§ **MATERIAL**
— Start —

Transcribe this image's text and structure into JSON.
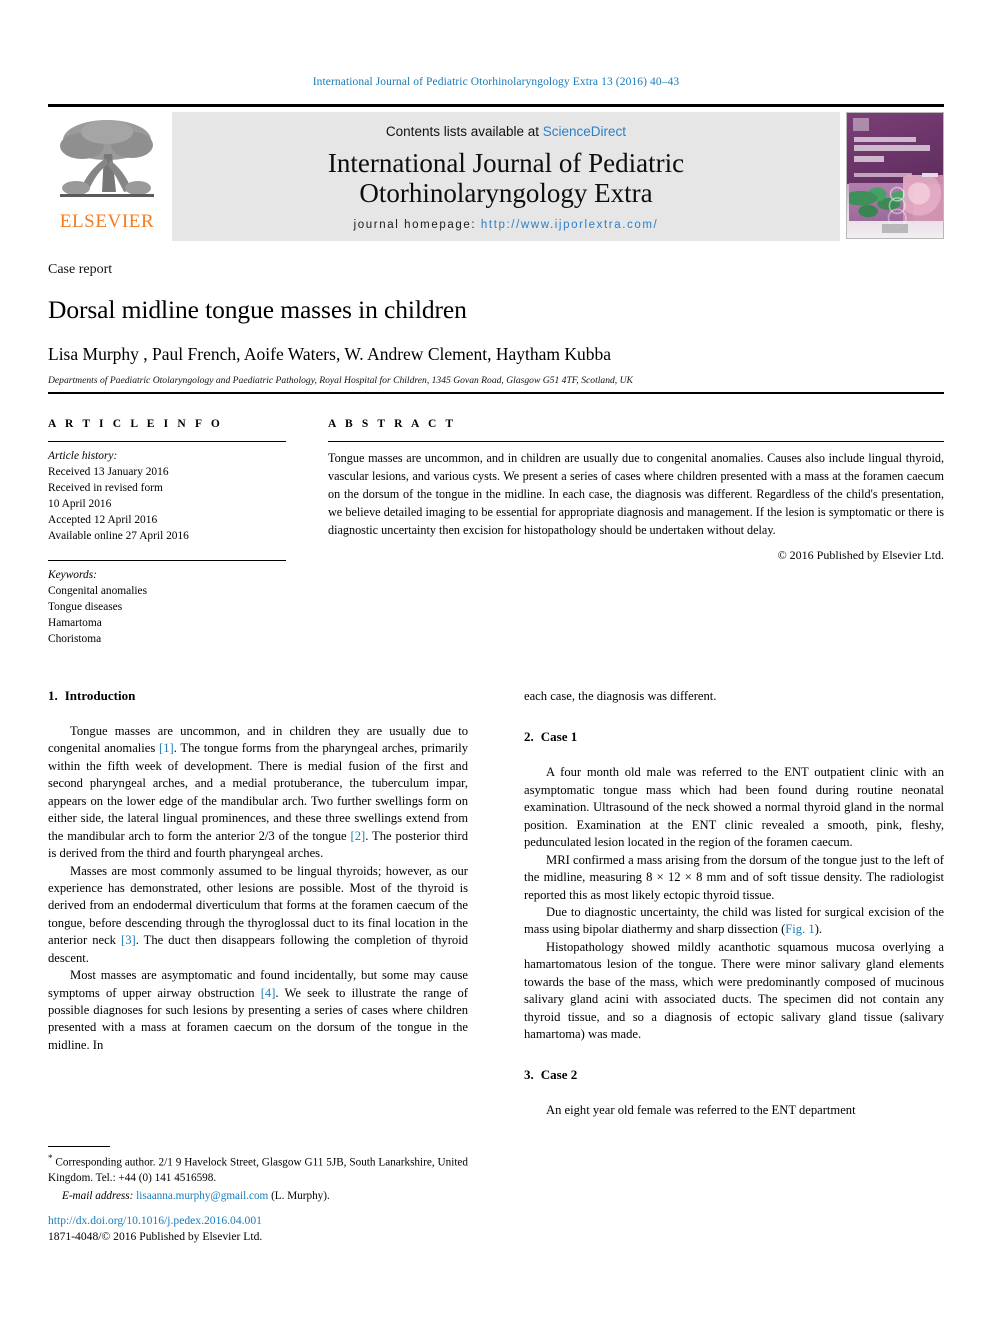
{
  "running_head": "International Journal of Pediatric Otorhinolaryngology Extra 13 (2016) 40–43",
  "masthead": {
    "publisher_logo_text": "ELSEVIER",
    "contents_prefix": "Contents lists available at",
    "contents_link": "ScienceDirect",
    "journal_title_line1": "International Journal of Pediatric",
    "journal_title_line2": "Otorhinolaryngology Extra",
    "homepage_label": "journal homepage:",
    "homepage_url": "http://www.ijporlextra.com/",
    "cover_thumbnail_alt": "journal-cover-thumbnail"
  },
  "article": {
    "type": "Case report",
    "title": "Dorsal midline tongue masses in children",
    "authors": "Lisa Murphy , Paul French, Aoife Waters, W. Andrew Clement, Haytham Kubba",
    "author_marker": "*",
    "affiliation": "Departments of Paediatric Otolaryngology and Paediatric Pathology, Royal Hospital for Children, 1345 Govan Road, Glasgow G51 4TF, Scotland, UK"
  },
  "article_info": {
    "heading": "A R T I C L E   I N F O",
    "history_label": "Article history:",
    "history": [
      "Received 13 January 2016",
      "Received in revised form",
      "10 April 2016",
      "Accepted 12 April 2016",
      "Available online 27 April 2016"
    ],
    "keywords_label": "Keywords:",
    "keywords": [
      "Congenital anomalies",
      "Tongue diseases",
      "Hamartoma",
      "Choristoma"
    ]
  },
  "abstract": {
    "heading": "A B S T R A C T",
    "text": "Tongue masses are uncommon, and in children are usually due to congenital anomalies. Causes also include lingual thyroid, vascular lesions, and various cysts. We present a series of cases where children presented with a mass at the foramen caecum on the dorsum of the tongue in the midline. In each case, the diagnosis was different. Regardless of the child's presentation, we believe detailed imaging to be essential for appropriate diagnosis and management. If the lesion is symptomatic or there is diagnostic uncertainty then excision for histopathology should be undertaken without delay.",
    "copyright": "© 2016 Published by Elsevier Ltd."
  },
  "body": {
    "left": {
      "section_number": "1.",
      "section_title": "Introduction",
      "p1_a": "Tongue masses are uncommon, and in children they are usually due to congenital anomalies ",
      "p1_ref1": "[1]",
      "p1_b": ". The tongue forms from the pharyngeal arches, primarily within the fifth week of development. There is medial fusion of the first and second pharyngeal arches, and a medial protuberance, the tuberculum impar, appears on the lower edge of the mandibular arch. Two further swellings form on either side, the lateral lingual prominences, and these three swellings extend from the mandibular arch to form the anterior 2/3 of the tongue ",
      "p1_ref2": "[2]",
      "p1_c": ". The posterior third is derived from the third and fourth pharyngeal arches.",
      "p2_a": "Masses are most commonly assumed to be lingual thyroids; however, as our experience has demonstrated, other lesions are possible. Most of the thyroid is derived from an endodermal diverticulum that forms at the foramen caecum of the tongue, before descending through the thyroglossal duct to its final location in the anterior neck ",
      "p2_ref": "[3]",
      "p2_b": ". The duct then disappears following the completion of thyroid descent.",
      "p3_a": "Most masses are asymptomatic and found incidentally, but some may cause symptoms of upper airway obstruction ",
      "p3_ref": "[4]",
      "p3_b": ". We seek to illustrate the range of possible diagnoses for such lesions by presenting a series of cases where children presented with a mass at foramen caecum on the dorsum of the tongue in the midline. In"
    },
    "right": {
      "carryover": "each case, the diagnosis was different.",
      "case1_number": "2.",
      "case1_title": "Case 1",
      "case1_p1": "A four month old male was referred to the ENT outpatient clinic with an asymptomatic tongue mass which had been found during routine neonatal examination. Ultrasound of the neck showed a normal thyroid gland in the normal position. Examination at the ENT clinic revealed a smooth, pink, fleshy, pedunculated lesion located in the region of the foramen caecum.",
      "case1_p2": "MRI confirmed a mass arising from the dorsum of the tongue just to the left of the midline, measuring 8 × 12 × 8 mm and of soft tissue density. The radiologist reported this as most likely ectopic thyroid tissue.",
      "case1_p3_a": "Due to diagnostic uncertainty, the child was listed for surgical excision of the mass using bipolar diathermy and sharp dissection (",
      "case1_p3_ref": "Fig. 1",
      "case1_p3_b": ").",
      "case1_p4": "Histopathology showed mildly acanthotic squamous mucosa overlying a hamartomatous lesion of the tongue. There were minor salivary gland elements towards the base of the mass, which were predominantly composed of mucinous salivary gland acini with associated ducts. The specimen did not contain any thyroid tissue, and so a diagnosis of ectopic salivary gland tissue (salivary hamartoma) was made.",
      "case2_number": "3.",
      "case2_title": "Case 2",
      "case2_p1": "An eight year old female was referred to the ENT department"
    }
  },
  "footnote": {
    "marker": "*",
    "text": " Corresponding author. 2/1 9 Havelock Street, Glasgow G11 5JB, South Lanarkshire, United Kingdom. Tel.: +44 (0) 141 4516598.",
    "email_label": "E-mail address:",
    "email": "lisaanna.murphy@gmail.com",
    "email_owner": "(L. Murphy)."
  },
  "doi": {
    "url": "http://dx.doi.org/10.1016/j.pedex.2016.04.001",
    "issn_line": "1871-4048/© 2016 Published by Elsevier Ltd."
  },
  "colors": {
    "link": "#1a7bb9",
    "sciencedirect": "#2a7fc9",
    "elsevier_orange": "#f47c20",
    "band_grey": "#e6e6e6"
  }
}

— End —

§ **SHORT TASK**
All of the material above needs to be restated exactly, with no pictures.

§ **THE COMPLETED TASK**
Transcribe this image's text and structure into JSON.
{
  "running_head": "International Journal of Pediatric Otorhinolaryngology Extra 13 (2016) 40–43",
  "masthead": {
    "publisher_logo_text": "ELSEVIER",
    "contents_prefix": "Contents lists available at",
    "contents_link": "ScienceDirect",
    "journal_title_line1": "International Journal of Pediatric",
    "journal_title_line2": "Otorhinolaryngology Extra",
    "homepage_label": "journal homepage:",
    "homepage_url": "http://www.ijporlextra.com/",
    "cover_thumbnail_alt": "journal-cover-thumbnail"
  },
  "article": {
    "type": "Case report",
    "title": "Dorsal midline tongue masses in children",
    "authors": "Lisa Murphy , Paul French, Aoife Waters, W. Andrew Clement, Haytham Kubba",
    "author_marker": "*",
    "affiliation": "Departments of Paediatric Otolaryngology and Paediatric Pathology, Royal Hospital for Children, 1345 Govan Road, Glasgow G51 4TF, Scotland, UK"
  },
  "article_info": {
    "heading": "A R T I C L E   I N F O",
    "history_label": "Article history:",
    "history": [
      "Received 13 January 2016",
      "Received in revised form",
      "10 April 2016",
      "Accepted 12 April 2016",
      "Available online 27 April 2016"
    ],
    "keywords_label": "Keywords:",
    "keywords": [
      "Congenital anomalies",
      "Tongue diseases",
      "Hamartoma",
      "Choristoma"
    ]
  },
  "abstract": {
    "heading": "A B S T R A C T",
    "text": "Tongue masses are uncommon, and in children are usually due to congenital anomalies. Causes also include lingual thyroid, vascular lesions, and various cysts. We present a series of cases where children presented with a mass at the foramen caecum on the dorsum of the tongue in the midline. In each case, the diagnosis was different. Regardless of the child's presentation, we believe detailed imaging to be essential for appropriate diagnosis and management. If the lesion is symptomatic or there is diagnostic uncertainty then excision for histopathology should be undertaken without delay.",
    "copyright": "© 2016 Published by Elsevier Ltd."
  },
  "body": {
    "left": {
      "section_number": "1.",
      "section_title": "Introduction",
      "p1_a": "Tongue masses are uncommon, and in children they are usually due to congenital anomalies ",
      "p1_ref1": "[1]",
      "p1_b": ". The tongue forms from the pharyngeal arches, primarily within the fifth week of development. There is medial fusion of the first and second pharyngeal arches, and a medial protuberance, the tuberculum impar, appears on the lower edge of the mandibular arch. Two further swellings form on either side, the lateral lingual prominences, and these three swellings extend from the mandibular arch to form the anterior 2/3 of the tongue ",
      "p1_ref2": "[2]",
      "p1_c": ". The posterior third is derived from the third and fourth pharyngeal arches.",
      "p2_a": "Masses are most commonly assumed to be lingual thyroids; however, as our experience has demonstrated, other lesions are possible. Most of the thyroid is derived from an endodermal diverticulum that forms at the foramen caecum of the tongue, before descending through the thyroglossal duct to its final location in the anterior neck ",
      "p2_ref": "[3]",
      "p2_b": ". The duct then disappears following the completion of thyroid descent.",
      "p3_a": "Most masses are asymptomatic and found incidentally, but some may cause symptoms of upper airway obstruction ",
      "p3_ref": "[4]",
      "p3_b": ". We seek to illustrate the range of possible diagnoses for such lesions by presenting a series of cases where children presented with a mass at foramen caecum on the dorsum of the tongue in the midline. In"
    },
    "right": {
      "carryover": "each case, the diagnosis was different.",
      "case1_number": "2.",
      "case1_title": "Case 1",
      "case1_p1": "A four month old male was referred to the ENT outpatient clinic with an asymptomatic tongue mass which had been found during routine neonatal examination. Ultrasound of the neck showed a normal thyroid gland in the normal position. Examination at the ENT clinic revealed a smooth, pink, fleshy, pedunculated lesion located in the region of the foramen caecum.",
      "case1_p2": "MRI confirmed a mass arising from the dorsum of the tongue just to the left of the midline, measuring 8 × 12 × 8 mm and of soft tissue density. The radiologist reported this as most likely ectopic thyroid tissue.",
      "case1_p3_a": "Due to diagnostic uncertainty, the child was listed for surgical excision of the mass using bipolar diathermy and sharp dissection (",
      "case1_p3_ref": "Fig. 1",
      "case1_p3_b": ").",
      "case1_p4": "Histopathology showed mildly acanthotic squamous mucosa overlying a hamartomatous lesion of the tongue. There were minor salivary gland elements towards the base of the mass, which were predominantly composed of mucinous salivary gland acini with associated ducts. The specimen did not contain any thyroid tissue, and so a diagnosis of ectopic salivary gland tissue (salivary hamartoma) was made.",
      "case2_number": "3.",
      "case2_title": "Case 2",
      "case2_p1": "An eight year old female was referred to the ENT department"
    }
  },
  "footnote": {
    "marker": "*",
    "text": " Corresponding author. 2/1 9 Havelock Street, Glasgow G11 5JB, South Lanarkshire, United Kingdom. Tel.: +44 (0) 141 4516598.",
    "email_label": "E-mail address:",
    "email": "lisaanna.murphy@gmail.com",
    "email_owner": "(L. Murphy)."
  },
  "doi": {
    "url": "http://dx.doi.org/10.1016/j.pedex.2016.04.001",
    "issn_line": "1871-4048/© 2016 Published by Elsevier Ltd."
  },
  "colors": {
    "link": "#1a7bb9",
    "sciencedirect": "#2a7fc9",
    "elsevier_orange": "#f47c20",
    "band_grey": "#e6e6e6"
  }
}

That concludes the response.